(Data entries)
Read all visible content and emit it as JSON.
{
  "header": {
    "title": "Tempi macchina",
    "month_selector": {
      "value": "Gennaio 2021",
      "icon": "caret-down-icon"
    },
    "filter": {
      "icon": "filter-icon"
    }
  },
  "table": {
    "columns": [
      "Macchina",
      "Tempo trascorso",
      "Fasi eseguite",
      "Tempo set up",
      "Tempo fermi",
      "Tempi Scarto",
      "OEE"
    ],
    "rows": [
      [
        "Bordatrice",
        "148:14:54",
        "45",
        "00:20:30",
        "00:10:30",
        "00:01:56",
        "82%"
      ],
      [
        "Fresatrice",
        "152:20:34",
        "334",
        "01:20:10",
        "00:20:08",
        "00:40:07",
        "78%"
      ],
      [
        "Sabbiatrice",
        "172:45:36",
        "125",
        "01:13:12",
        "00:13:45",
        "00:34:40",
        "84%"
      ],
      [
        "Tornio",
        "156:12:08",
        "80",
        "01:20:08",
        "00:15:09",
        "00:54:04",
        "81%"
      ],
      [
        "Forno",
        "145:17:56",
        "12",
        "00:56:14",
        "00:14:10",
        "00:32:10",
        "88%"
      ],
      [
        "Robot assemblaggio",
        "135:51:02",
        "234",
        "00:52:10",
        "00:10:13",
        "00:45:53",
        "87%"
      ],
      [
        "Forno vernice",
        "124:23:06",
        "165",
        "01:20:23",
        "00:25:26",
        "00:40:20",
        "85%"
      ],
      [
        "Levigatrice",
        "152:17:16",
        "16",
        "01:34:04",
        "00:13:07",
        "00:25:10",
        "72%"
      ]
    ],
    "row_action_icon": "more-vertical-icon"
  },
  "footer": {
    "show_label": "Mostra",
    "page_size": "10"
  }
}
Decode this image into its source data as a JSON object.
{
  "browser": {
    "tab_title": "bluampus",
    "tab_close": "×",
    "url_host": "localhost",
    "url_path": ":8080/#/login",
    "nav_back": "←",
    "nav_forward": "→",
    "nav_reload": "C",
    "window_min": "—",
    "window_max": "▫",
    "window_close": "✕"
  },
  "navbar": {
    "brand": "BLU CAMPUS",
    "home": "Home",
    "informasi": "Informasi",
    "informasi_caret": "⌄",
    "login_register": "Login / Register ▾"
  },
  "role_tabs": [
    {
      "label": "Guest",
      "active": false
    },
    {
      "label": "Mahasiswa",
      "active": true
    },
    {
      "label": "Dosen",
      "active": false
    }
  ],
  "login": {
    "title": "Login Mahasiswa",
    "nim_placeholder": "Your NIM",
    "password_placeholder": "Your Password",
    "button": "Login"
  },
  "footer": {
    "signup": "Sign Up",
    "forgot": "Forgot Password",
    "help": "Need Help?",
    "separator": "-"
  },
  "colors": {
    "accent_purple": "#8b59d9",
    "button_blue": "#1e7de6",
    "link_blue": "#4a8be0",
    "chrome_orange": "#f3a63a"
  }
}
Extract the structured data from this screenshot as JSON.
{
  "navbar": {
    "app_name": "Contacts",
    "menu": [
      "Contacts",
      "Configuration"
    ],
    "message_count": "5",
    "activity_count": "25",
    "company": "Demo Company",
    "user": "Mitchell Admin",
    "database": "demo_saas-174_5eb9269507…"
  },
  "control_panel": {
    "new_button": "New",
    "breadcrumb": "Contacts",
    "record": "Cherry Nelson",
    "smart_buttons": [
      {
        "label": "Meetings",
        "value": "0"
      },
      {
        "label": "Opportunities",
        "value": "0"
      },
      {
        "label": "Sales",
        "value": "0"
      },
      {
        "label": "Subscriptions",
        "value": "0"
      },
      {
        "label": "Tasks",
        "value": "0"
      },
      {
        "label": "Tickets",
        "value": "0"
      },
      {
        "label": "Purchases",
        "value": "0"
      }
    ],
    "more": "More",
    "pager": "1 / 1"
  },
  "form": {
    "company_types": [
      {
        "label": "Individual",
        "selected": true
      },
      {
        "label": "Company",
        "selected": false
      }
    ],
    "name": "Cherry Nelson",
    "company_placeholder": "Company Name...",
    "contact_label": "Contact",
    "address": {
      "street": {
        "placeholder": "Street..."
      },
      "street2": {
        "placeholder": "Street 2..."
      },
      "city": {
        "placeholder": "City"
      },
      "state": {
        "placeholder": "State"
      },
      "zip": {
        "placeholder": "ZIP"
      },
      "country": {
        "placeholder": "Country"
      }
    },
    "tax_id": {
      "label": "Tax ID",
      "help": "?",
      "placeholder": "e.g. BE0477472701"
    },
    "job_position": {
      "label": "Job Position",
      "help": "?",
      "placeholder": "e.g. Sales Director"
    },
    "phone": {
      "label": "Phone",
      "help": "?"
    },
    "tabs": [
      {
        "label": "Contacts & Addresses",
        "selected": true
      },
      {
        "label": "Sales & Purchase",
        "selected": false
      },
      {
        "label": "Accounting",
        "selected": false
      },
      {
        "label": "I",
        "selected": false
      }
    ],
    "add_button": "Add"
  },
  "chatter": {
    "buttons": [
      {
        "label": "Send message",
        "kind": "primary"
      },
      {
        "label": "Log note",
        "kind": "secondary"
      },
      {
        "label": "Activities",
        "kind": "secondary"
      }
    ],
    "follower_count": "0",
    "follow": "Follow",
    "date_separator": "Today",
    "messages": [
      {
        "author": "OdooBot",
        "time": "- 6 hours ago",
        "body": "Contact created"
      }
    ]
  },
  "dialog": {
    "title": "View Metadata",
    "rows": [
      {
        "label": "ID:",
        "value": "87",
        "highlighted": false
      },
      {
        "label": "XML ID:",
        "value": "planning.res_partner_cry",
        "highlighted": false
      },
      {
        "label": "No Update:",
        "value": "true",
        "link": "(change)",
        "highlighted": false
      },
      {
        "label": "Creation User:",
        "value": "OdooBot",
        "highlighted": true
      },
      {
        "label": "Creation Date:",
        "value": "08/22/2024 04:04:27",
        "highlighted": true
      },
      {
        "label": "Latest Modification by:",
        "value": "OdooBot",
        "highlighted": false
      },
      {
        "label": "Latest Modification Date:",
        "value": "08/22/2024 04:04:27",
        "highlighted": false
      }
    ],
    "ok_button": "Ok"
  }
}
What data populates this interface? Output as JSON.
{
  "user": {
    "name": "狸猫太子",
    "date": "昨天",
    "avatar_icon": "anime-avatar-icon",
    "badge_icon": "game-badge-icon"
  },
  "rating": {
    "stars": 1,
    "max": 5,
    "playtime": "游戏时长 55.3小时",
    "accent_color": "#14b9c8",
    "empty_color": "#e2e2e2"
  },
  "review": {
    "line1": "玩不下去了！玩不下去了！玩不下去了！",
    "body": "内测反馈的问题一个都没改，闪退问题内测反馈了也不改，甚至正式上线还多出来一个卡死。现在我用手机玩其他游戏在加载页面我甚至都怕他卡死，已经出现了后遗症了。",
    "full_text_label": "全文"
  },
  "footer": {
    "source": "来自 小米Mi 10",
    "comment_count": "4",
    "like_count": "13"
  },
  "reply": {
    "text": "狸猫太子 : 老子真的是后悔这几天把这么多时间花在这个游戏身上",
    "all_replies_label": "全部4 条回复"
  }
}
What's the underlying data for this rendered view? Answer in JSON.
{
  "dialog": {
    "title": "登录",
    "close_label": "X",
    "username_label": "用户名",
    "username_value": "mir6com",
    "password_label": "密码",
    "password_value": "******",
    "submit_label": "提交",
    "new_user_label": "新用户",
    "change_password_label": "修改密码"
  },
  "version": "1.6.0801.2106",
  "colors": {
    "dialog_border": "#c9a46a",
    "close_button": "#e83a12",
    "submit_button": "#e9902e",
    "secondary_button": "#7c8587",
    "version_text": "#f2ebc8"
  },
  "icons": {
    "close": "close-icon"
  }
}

Instructions for the task: Give all the records again. Match them exactly.

Written answer:
Read all visible content and emit it as JSON.
{
  "header": {
    "title": "Tempi macchina",
    "month_selector": {
      "value": "Gennaio 2021",
      "icon": "caret-down-icon"
    },
    "filter": {
      "icon": "filter-icon"
    }
  },
  "table": {
    "columns": [
      "Macchina",
      "Tempo trascorso",
      "Fasi eseguite",
      "Tempo set up",
      "Tempo fermi",
      "Tempi Scarto",
      "OEE"
    ],
    "rows": [
      [
        "Bordatrice",
        "148:14:54",
        "45",
        "00:20:30",
        "00:10:30",
        "00:01:56",
        "82%"
      ],
      [
        "Fresatrice",
        "152:20:34",
        "334",
        "01:20:10",
        "00:20:08",
        "00:40:07",
        "78%"
      ],
      [
        "Sabbiatrice",
        "172:45:36",
        "125",
        "01:13:12",
        "00:13:45",
        "00:34:40",
        "84%"
      ],
      [
        "Tornio",
        "156:12:08",
        "80",
        "01:20:08",
        "00:15:09",
        "00:54:04",
        "81%"
      ],
      [
        "Forno",
        "145:17:56",
        "12",
        "00:56:14",
        "00:14:10",
        "00:32:10",
        "88%"
      ],
      [
        "Robot assemblaggio",
        "135:51:02",
        "234",
        "00:52:10",
        "00:10:13",
        "00:45:53",
        "87%"
      ],
      [
        "Forno vernice",
        "124:23:06",
        "165",
        "01:20:23",
        "00:25:26",
        "00:40:20",
        "85%"
      ],
      [
        "Levigatrice",
        "152:17:16",
        "16",
        "01:34:04",
        "00:13:07",
        "00:25:10",
        "72%"
      ]
    ],
    "row_action_icon": "more-vertical-icon"
  },
  "footer": {
    "show_label": "Mostra",
    "page_size": "10"
  }
}
Decode this image into its source data as a JSON object.
{
  "browser": {
    "tab_title": "bluampus",
    "tab_close": "×",
    "url_host": "localhost",
    "url_path": ":8080/#/login",
    "nav_back": "←",
    "nav_forward": "→",
    "nav_reload": "C",
    "window_min": "—",
    "window_max": "▫",
    "window_close": "✕"
  },
  "navbar": {
    "brand": "BLU CAMPUS",
    "home": "Home",
    "informasi": "Informasi",
    "informasi_caret": "⌄",
    "login_register": "Login / Register ▾"
  },
  "role_tabs": [
    {
      "label": "Guest",
      "active": false
    },
    {
      "label": "Mahasiswa",
      "active": true
    },
    {
      "label": "Dosen",
      "active": false
    }
  ],
  "login": {
    "title": "Login Mahasiswa",
    "nim_placeholder": "Your NIM",
    "password_placeholder": "Your Password",
    "button": "Login"
  },
  "footer": {
    "signup": "Sign Up",
    "forgot": "Forgot Password",
    "help": "Need Help?",
    "separator": "-"
  },
  "colors": {
    "accent_purple": "#8b59d9",
    "button_blue": "#1e7de6",
    "link_blue": "#4a8be0",
    "chrome_orange": "#f3a63a"
  }
}
Extract the structured data from this screenshot as JSON.
{
  "navbar": {
    "app_name": "Contacts",
    "menu": [
      "Contacts",
      "Configuration"
    ],
    "message_count": "5",
    "activity_count": "25",
    "company": "Demo Company",
    "user": "Mitchell Admin",
    "database": "demo_saas-174_5eb9269507…"
  },
  "control_panel": {
    "new_button": "New",
    "breadcrumb": "Contacts",
    "record": "Cherry Nelson",
    "smart_buttons": [
      {
        "label": "Meetings",
        "value": "0"
      },
      {
        "label": "Opportunities",
        "value": "0"
      },
      {
        "label": "Sales",
        "value": "0"
      },
      {
        "label": "Subscriptions",
        "value": "0"
      },
      {
        "label": "Tasks",
        "value": "0"
      },
      {
        "label": "Tickets",
        "value": "0"
      },
      {
        "label": "Purchases",
        "value": "0"
      }
    ],
    "more": "More",
    "pager": "1 / 1"
  },
  "form": {
    "company_types": [
      {
        "label": "Individual",
        "selected": true
      },
      {
        "label": "Company",
        "selected": false
      }
    ],
    "name": "Cherry Nelson",
    "company_placeholder": "Company Name...",
    "contact_label": "Contact",
    "address": {
      "street": {
        "placeholder": "Street..."
      },
      "street2": {
        "placeholder": "Street 2..."
      },
      "city": {
        "placeholder": "City"
      },
      "state": {
        "placeholder": "State"
      },
      "zip": {
        "placeholder": "ZIP"
      },
      "country": {
        "placeholder": "Country"
      }
    },
    "tax_id": {
      "label": "Tax ID",
      "help": "?",
      "placeholder": "e.g. BE0477472701"
    },
    "job_position": {
      "label": "Job Position",
      "help": "?",
      "placeholder": "e.g. Sales Director"
    },
    "phone": {
      "label": "Phone",
      "help": "?"
    },
    "tabs": [
      {
        "label": "Contacts & Addresses",
        "selected": true
      },
      {
        "label": "Sales & Purchase",
        "selected": false
      },
      {
        "label": "Accounting",
        "selected": false
      },
      {
        "label": "I",
        "selected": false
      }
    ],
    "add_button": "Add"
  },
  "chatter": {
    "buttons": [
      {
        "label": "Send message",
        "kind": "primary"
      },
      {
        "label": "Log note",
        "kind": "secondary"
      },
      {
        "label": "Activities",
        "kind": "secondary"
      }
    ],
    "follower_count": "0",
    "follow": "Follow",
    "date_separator": "Today",
    "messages": [
      {
        "author": "OdooBot",
        "time": "- 6 hours ago",
        "body": "Contact created"
      }
    ]
  },
  "dialog": {
    "title": "View Metadata",
    "rows": [
      {
        "label": "ID:",
        "value": "87",
        "highlighted": false
      },
      {
        "label": "XML ID:",
        "value": "planning.res_partner_cry",
        "highlighted": false
      },
      {
        "label": "No Update:",
        "value": "true",
        "link": "(change)",
        "highlighted": false
      },
      {
        "label": "Creation User:",
        "value": "OdooBot",
        "highlighted": true
      },
      {
        "label": "Creation Date:",
        "value": "08/22/2024 04:04:27",
        "highlighted": true
      },
      {
        "label": "Latest Modification by:",
        "value": "OdooBot",
        "highlighted": false
      },
      {
        "label": "Latest Modification Date:",
        "value": "08/22/2024 04:04:27",
        "highlighted": false
      }
    ],
    "ok_button": "Ok"
  }
}
What data populates this interface? Output as JSON.
{
  "user": {
    "name": "狸猫太子",
    "date": "昨天",
    "avatar_icon": "anime-avatar-icon",
    "badge_icon": "game-badge-icon"
  },
  "rating": {
    "stars": 1,
    "max": 5,
    "playtime": "游戏时长 55.3小时",
    "accent_color": "#14b9c8",
    "empty_color": "#e2e2e2"
  },
  "review": {
    "line1": "玩不下去了！玩不下去了！玩不下去了！",
    "body": "内测反馈的问题一个都没改，闪退问题内测反馈了也不改，甚至正式上线还多出来一个卡死。现在我用手机玩其他游戏在加载页面我甚至都怕他卡死，已经出现了后遗症了。",
    "full_text_label": "全文"
  },
  "footer": {
    "source": "来自 小米Mi 10",
    "comment_count": "4",
    "like_count": "13"
  },
  "reply": {
    "text": "狸猫太子 : 老子真的是后悔这几天把这么多时间花在这个游戏身上",
    "all_replies_label": "全部4 条回复"
  }
}
What's the underlying data for this rendered view? Answer in JSON.
{
  "dialog": {
    "title": "登录",
    "close_label": "X",
    "username_label": "用户名",
    "username_value": "mir6com",
    "password_label": "密码",
    "password_value": "******",
    "submit_label": "提交",
    "new_user_label": "新用户",
    "change_password_label": "修改密码"
  },
  "version": "1.6.0801.2106",
  "colors": {
    "dialog_border": "#c9a46a",
    "close_button": "#e83a12",
    "submit_button": "#e9902e",
    "secondary_button": "#7c8587",
    "version_text": "#f2ebc8"
  },
  "icons": {
    "close": "close-icon"
  }
}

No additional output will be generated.